-- Record excerpts --
□ □ □

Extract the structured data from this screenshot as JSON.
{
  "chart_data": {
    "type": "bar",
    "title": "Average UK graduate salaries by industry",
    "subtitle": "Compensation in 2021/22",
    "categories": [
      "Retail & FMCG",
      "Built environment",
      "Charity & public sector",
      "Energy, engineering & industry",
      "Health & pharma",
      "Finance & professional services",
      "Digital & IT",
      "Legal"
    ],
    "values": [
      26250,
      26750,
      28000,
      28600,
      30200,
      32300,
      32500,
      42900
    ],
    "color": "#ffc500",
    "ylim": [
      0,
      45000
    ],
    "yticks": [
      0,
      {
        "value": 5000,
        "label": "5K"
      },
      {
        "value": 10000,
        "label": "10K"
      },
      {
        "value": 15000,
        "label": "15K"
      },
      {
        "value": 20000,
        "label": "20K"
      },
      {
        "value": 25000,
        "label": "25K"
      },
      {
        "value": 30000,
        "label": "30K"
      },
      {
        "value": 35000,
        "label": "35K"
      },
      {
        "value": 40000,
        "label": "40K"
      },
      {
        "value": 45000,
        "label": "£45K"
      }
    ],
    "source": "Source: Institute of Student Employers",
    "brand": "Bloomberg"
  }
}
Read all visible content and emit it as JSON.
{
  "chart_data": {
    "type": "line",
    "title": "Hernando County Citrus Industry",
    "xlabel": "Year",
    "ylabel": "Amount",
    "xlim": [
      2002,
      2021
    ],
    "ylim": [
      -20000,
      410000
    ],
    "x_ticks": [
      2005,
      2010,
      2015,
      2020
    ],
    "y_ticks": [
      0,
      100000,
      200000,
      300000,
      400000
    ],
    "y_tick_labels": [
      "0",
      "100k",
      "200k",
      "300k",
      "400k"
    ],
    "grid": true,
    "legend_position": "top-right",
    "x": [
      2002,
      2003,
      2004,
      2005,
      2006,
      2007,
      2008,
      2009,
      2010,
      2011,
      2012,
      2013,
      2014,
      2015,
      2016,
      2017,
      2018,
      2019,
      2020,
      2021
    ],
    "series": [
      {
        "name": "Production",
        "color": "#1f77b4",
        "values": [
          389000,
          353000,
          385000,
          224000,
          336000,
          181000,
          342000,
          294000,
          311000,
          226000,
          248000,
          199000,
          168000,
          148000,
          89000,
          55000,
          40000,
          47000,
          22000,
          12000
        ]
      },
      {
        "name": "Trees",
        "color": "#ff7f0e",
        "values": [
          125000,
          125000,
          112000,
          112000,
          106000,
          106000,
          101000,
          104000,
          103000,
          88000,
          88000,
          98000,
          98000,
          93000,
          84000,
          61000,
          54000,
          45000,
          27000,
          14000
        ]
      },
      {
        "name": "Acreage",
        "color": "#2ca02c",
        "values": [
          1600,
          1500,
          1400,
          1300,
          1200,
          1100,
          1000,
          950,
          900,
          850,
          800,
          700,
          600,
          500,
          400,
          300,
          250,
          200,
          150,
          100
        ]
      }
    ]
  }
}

□ □ □

-- Stated task --
Repeat the material word for word, in full.

-- Written solution --
Extract the structured data from this screenshot as JSON.
{
  "chart_data": {
    "type": "bar",
    "title": "Average UK graduate salaries by industry",
    "subtitle": "Compensation in 2021/22",
    "categories": [
      "Retail & FMCG",
      "Built environment",
      "Charity & public sector",
      "Energy, engineering & industry",
      "Health & pharma",
      "Finance & professional services",
      "Digital & IT",
      "Legal"
    ],
    "values": [
      26250,
      26750,
      28000,
      28600,
      30200,
      32300,
      32500,
      42900
    ],
    "color": "#ffc500",
    "ylim": [
      0,
      45000
    ],
    "yticks": [
      0,
      {
        "value": 5000,
        "label": "5K"
      },
      {
        "value": 10000,
        "label": "10K"
      },
      {
        "value": 15000,
        "label": "15K"
      },
      {
        "value": 20000,
        "label": "20K"
      },
      {
        "value": 25000,
        "label": "25K"
      },
      {
        "value": 30000,
        "label": "30K"
      },
      {
        "value": 35000,
        "label": "35K"
      },
      {
        "value": 40000,
        "label": "40K"
      },
      {
        "value": 45000,
        "label": "£45K"
      }
    ],
    "source": "Source: Institute of Student Employers",
    "brand": "Bloomberg"
  }
}
Read all visible content and emit it as JSON.
{
  "chart_data": {
    "type": "line",
    "title": "Hernando County Citrus Industry",
    "xlabel": "Year",
    "ylabel": "Amount",
    "xlim": [
      2002,
      2021
    ],
    "ylim": [
      -20000,
      410000
    ],
    "x_ticks": [
      2005,
      2010,
      2015,
      2020
    ],
    "y_ticks": [
      0,
      100000,
      200000,
      300000,
      400000
    ],
    "y_tick_labels": [
      "0",
      "100k",
      "200k",
      "300k",
      "400k"
    ],
    "grid": true,
    "legend_position": "top-right",
    "x": [
      2002,
      2003,
      2004,
      2005,
      2006,
      2007,
      2008,
      2009,
      2010,
      2011,
      2012,
      2013,
      2014,
      2015,
      2016,
      2017,
      2018,
      2019,
      2020,
      2021
    ],
    "series": [
      {
        "name": "Production",
        "color": "#1f77b4",
        "values": [
          389000,
          353000,
          385000,
          224000,
          336000,
          181000,
          342000,
          294000,
          311000,
          226000,
          248000,
          199000,
          168000,
          148000,
          89000,
          55000,
          40000,
          47000,
          22000,
          12000
        ]
      },
      {
        "name": "Trees",
        "color": "#ff7f0e",
        "values": [
          125000,
          125000,
          112000,
          112000,
          106000,
          106000,
          101000,
          104000,
          103000,
          88000,
          88000,
          98000,
          98000,
          93000,
          84000,
          61000,
          54000,
          45000,
          27000,
          14000
        ]
      },
      {
        "name": "Acreage",
        "color": "#2ca02c",
        "values": [
          1600,
          1500,
          1400,
          1300,
          1200,
          1100,
          1000,
          950,
          900,
          850,
          800,
          700,
          600,
          500,
          400,
          300,
          250,
          200,
          150,
          100
        ]
      }
    ]
  }
}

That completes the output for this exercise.